*** Data extract ***

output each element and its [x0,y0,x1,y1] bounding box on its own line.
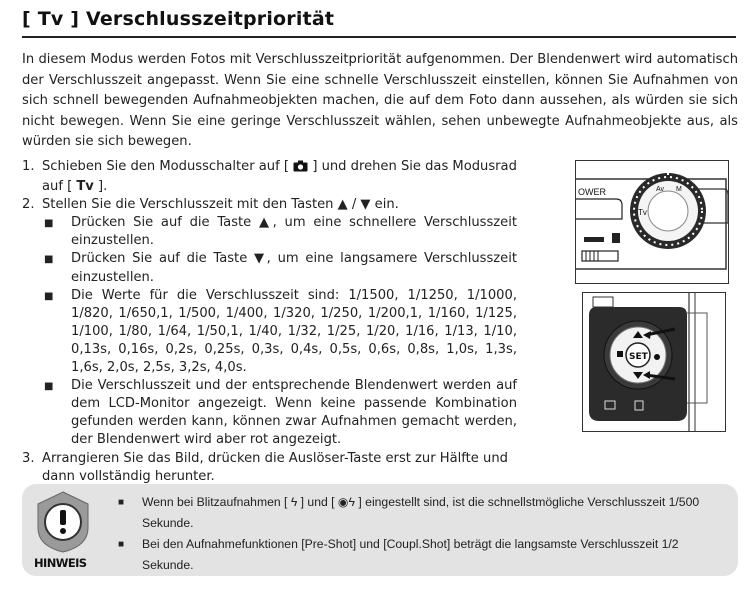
dial-mode-av: Av [656,186,665,193]
step-text: Arrangieren Sie das Bild, drücken die Auslöser-Taste erst zur Hälfte und dann vollständig herunter. [42,450,508,484]
bullet-text: Die Werte für die Verschlusszeit sind: 1/1500, 1/1250, 1/1000, 1/820, 1/650,1, 1/500, 1/400, 1/320, 1/250, 1/200,1, 1/160, 1/125, 1/100, 1/80, 1/64, 1/50,1, 1/40, 1/32, 1/25, 1/20, 1/16, 1/13, 1/10, 0,13s, 0,16s, 0,2s, 0,25s, 0,3s, 0,4s, 0,5s, 0,6s, 0,8s, 1,0s, 1,3s, 1,6s, 2,0s, 2,5s, 3,2s, 4,0s. [71,287,517,376]
list-item [44,377,517,449]
camera-icon [293,160,308,178]
list-item [44,250,517,286]
control-pad-photo [582,292,726,432]
note-text: Bei den Aufnahmefunktionen [Pre-Shot] und [Coupl.Shot] beträgt die langsamste Verschlusszeit 1/2 Sekunde. [142,537,679,572]
power-label: OWER [578,187,606,197]
dial-mode-m: M [676,186,682,193]
step-text-part: ]. [93,179,108,195]
note-box [22,484,738,576]
note-list [118,492,730,576]
mode-dial-photo [575,160,729,284]
page-title: [ Tv ] Verschlusszeitpriorität [22,8,335,30]
step-2 [22,196,517,214]
step-text-part: Schieben Sie den Modusschalter auf [ [42,159,294,174]
mode-tv-label: Tv [76,179,94,195]
step-text [42,158,517,196]
bullet-icon: ■ [44,254,54,266]
step-text-part: ] und drehen Sie das Modusrad auf [ [42,159,517,195]
bullet-text: Die Verschlusszeit und der entsprechende Blendenwert werden auf dem LCD-Monitor angezeigt. Wenn keine passende Kombination gefunden werden kann, können zwar Aufnahmen gemacht werden, der Blendenwert wird aber rot angezeigt. [71,378,517,448]
bullet-text: Drücken Sie auf die Taste ▼, um eine langsamere Verschlusszeit einzustellen. [71,251,517,285]
bullet-icon: ■ [118,539,125,550]
step-number: 3. [22,450,35,466]
bullet-icon: ■ [118,497,125,508]
step-number: 2. [22,197,35,213]
note-text: Wenn bei Blitzaufnahmen [ ϟ ] und [ ◉ϟ ] eingestellt sind, ist die schnellstmögliche Verschlusszeit 1/500 Sekunde. [142,495,700,530]
dial-mode-tv: Tv [638,208,647,217]
list-item [118,534,730,576]
list-item [118,492,730,534]
bullet-icon: ■ [44,218,54,230]
steps-list [22,158,517,486]
list-item [44,287,517,377]
list-item [44,214,517,250]
note-label: HINWEIS [34,556,87,570]
bullet-icon: ■ [44,290,54,302]
step-text: Stellen Sie die Verschlusszeit mit den Tasten ▲ / ▼ ein. [42,197,399,213]
title-underline [22,36,736,38]
intro-paragraph: In diesem Modus werden Fotos mit Verschlusszeitpriorität aufgenommen. Der Blendenwert wird automatisch der Verschlusszeit angepasst. Wenn Sie eine schnelle Verschlusszeit einstellen, können Sie Aufnahmen von sich schnell bewegenden Aufnahmeobjekten machen, die auf dem Foto dann aussehen, als würden sie sich nicht bewegen. Wenn Sie eine geringe Verschlusszeit wählen, sehen unbewegte Aufnahmeobjekte aus, als würden sie sich bewegen. [22,52,738,149]
bullet-icon: ■ [44,381,54,393]
step-1 [22,158,517,196]
bullet-text: Drücken Sie auf die Taste ▲, um eine schnellere Verschlusszeit einzustellen. [71,215,517,249]
set-label: SET [629,352,648,362]
step-3 [22,450,517,486]
warning-icon [34,490,92,558]
step-number: 1. [22,159,35,174]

***

Every record above should be set down exactly, with the pictures left out.

▶ [Exercise result]:
output each element and its [x0,y0,x1,y1] bounding box on its own line.
dial-mode-av: Av [656,186,665,193]
step-text: Arrangieren Sie das Bild, drücken die Auslöser-Taste erst zur Hälfte und dann vollständig herunter. [42,450,508,484]
bullet-text: Die Werte für die Verschlusszeit sind: 1/1500, 1/1250, 1/1000, 1/820, 1/650,1, 1/500, 1/400, 1/320, 1/250, 1/200,1, 1/160, 1/125, 1/100, 1/80, 1/64, 1/50,1, 1/40, 1/32, 1/25, 1/20, 1/16, 1/13, 1/10, 0,13s, 0,16s, 0,2s, 0,25s, 0,3s, 0,4s, 0,5s, 0,6s, 0,8s, 1,0s, 1,3s, 1,6s, 2,0s, 2,5s, 3,2s, 4,0s. [71,287,517,376]
list-item [44,377,517,449]
camera-icon [293,160,308,178]
list-item [44,250,517,286]
control-pad-photo [582,292,726,432]
note-text: Bei den Aufnahmefunktionen [Pre-Shot] und [Coupl.Shot] beträgt die langsamste Verschlusszeit 1/2 Sekunde. [142,537,679,572]
power-label: OWER [578,187,606,197]
dial-mode-m: M [676,186,682,193]
step-text-part: ]. [93,179,108,195]
note-box [22,484,738,576]
note-list [118,492,730,576]
mode-dial-photo [575,160,729,284]
page-title: [ Tv ] Verschlusszeitpriorität [22,8,335,30]
step-2 [22,196,517,214]
step-text-part: Schieben Sie den Modusschalter auf [ [42,159,294,174]
mode-tv-label: Tv [76,179,94,195]
step-text [42,158,517,196]
bullet-icon: ■ [44,254,54,266]
step-text-part: ] und drehen Sie das Modusrad auf [ [42,159,517,195]
bullet-text: Die Verschlusszeit und der entsprechende Blendenwert werden auf dem LCD-Monitor angezeigt. Wenn keine passende Kombination gefunden werden kann, können zwar Aufnahmen gemacht werden, der Blendenwert wird aber rot angezeigt. [71,378,517,448]
bullet-text: Drücken Sie auf die Taste ▼, um eine langsamere Verschlusszeit einzustellen. [71,251,517,285]
bullet-icon: ■ [118,539,125,550]
step-number: 3. [22,450,35,466]
bullet-icon: ■ [118,497,125,508]
step-number: 2. [22,197,35,213]
note-text: Wenn bei Blitzaufnahmen [ ϟ ] und [ ◉ϟ ] eingestellt sind, ist die schnellstmögliche Verschlusszeit 1/500 Sekunde. [142,495,700,530]
dial-mode-tv: Tv [638,208,647,217]
list-item [118,534,730,576]
list-item [118,492,730,534]
bullet-icon: ■ [44,218,54,230]
steps-list [22,158,517,486]
list-item [44,287,517,377]
list-item [44,214,517,250]
note-label: HINWEIS [34,556,87,570]
bullet-icon: ■ [44,290,54,302]
step-text: Stellen Sie die Verschlusszeit mit den Tasten ▲ / ▼ ein. [42,197,399,213]
title-underline [22,36,736,38]
intro-paragraph: In diesem Modus werden Fotos mit Verschlusszeitpriorität aufgenommen. Der Blendenwert wird automatisch der Verschlusszeit angepasst. Wenn Sie eine schnelle Verschlusszeit einstellen, können Sie Aufnahmen von sich schnell bewegenden Aufnahmeobjekten machen, die auf dem Foto dann aussehen, als würden sie sich nicht bewegen. Wenn Sie eine geringe Verschlusszeit wählen, sehen unbewegte Aufnahmeobjekte aus, als würden sie sich bewegen. [22,52,738,149]
bullet-icon: ■ [44,381,54,393]
step-1 [22,158,517,196]
bullet-text: Drücken Sie auf die Taste ▲, um eine schnellere Verschlusszeit einzustellen. [71,215,517,249]
set-label: SET [629,352,648,362]
step-3 [22,450,517,486]
warning-icon [34,490,92,558]
step-number: 1. [22,159,35,174]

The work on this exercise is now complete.